Dataset records |
□ □ □ □ □ □ □
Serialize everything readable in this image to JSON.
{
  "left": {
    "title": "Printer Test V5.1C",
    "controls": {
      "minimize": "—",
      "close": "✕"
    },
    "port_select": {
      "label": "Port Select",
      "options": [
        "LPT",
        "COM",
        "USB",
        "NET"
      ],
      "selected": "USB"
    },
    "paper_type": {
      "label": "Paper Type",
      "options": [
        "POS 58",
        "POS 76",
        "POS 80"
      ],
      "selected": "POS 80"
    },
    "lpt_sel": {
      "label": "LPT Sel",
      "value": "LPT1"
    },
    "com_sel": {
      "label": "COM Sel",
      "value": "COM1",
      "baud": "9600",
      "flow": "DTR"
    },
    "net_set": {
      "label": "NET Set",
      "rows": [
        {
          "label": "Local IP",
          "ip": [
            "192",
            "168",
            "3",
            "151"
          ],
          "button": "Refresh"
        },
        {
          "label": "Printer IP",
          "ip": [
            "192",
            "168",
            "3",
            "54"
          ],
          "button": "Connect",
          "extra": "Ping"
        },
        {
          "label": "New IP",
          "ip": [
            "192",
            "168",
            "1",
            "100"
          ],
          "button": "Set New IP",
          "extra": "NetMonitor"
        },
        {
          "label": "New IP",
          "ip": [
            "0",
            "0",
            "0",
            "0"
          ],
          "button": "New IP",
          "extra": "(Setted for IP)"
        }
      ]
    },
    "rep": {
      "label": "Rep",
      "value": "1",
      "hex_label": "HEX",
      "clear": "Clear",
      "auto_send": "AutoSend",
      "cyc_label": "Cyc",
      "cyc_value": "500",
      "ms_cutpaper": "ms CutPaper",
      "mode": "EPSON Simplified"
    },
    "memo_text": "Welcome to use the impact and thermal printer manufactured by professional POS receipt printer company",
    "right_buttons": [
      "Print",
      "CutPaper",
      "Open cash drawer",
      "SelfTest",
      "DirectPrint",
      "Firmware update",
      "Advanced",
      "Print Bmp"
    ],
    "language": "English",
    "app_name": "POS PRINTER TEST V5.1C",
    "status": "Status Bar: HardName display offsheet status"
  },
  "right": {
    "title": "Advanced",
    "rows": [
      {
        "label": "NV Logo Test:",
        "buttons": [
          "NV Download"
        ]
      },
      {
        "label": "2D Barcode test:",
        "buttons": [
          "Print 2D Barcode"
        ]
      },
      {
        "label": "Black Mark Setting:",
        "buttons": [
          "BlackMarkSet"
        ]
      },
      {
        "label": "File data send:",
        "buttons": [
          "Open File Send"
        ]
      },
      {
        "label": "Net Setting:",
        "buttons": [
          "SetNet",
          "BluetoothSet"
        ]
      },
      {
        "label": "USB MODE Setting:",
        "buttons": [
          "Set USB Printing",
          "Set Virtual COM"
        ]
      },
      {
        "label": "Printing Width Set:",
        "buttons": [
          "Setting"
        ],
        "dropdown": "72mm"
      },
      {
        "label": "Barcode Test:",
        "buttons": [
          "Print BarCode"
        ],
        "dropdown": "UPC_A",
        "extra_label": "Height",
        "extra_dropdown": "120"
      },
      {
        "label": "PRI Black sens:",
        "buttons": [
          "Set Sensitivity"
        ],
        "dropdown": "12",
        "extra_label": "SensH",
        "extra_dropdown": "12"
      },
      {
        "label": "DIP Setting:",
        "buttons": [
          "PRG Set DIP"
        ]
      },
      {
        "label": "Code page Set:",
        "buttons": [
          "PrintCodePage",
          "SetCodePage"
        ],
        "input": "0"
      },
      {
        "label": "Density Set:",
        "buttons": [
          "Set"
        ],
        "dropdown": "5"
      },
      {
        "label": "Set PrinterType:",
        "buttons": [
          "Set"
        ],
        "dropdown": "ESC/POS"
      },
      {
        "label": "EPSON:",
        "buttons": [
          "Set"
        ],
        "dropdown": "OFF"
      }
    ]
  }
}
□ □ □ □ □ □ □
TASK TO CARRY OUT | Select all lines with the word "Setting" from the entries above.

FULL OUTPUT |
        "label": "Black Mark Setting:",
        "label": "Net Setting:",
        "label": "USB MODE Setting:",
          "Setting"
        "label": "DIP Setting:",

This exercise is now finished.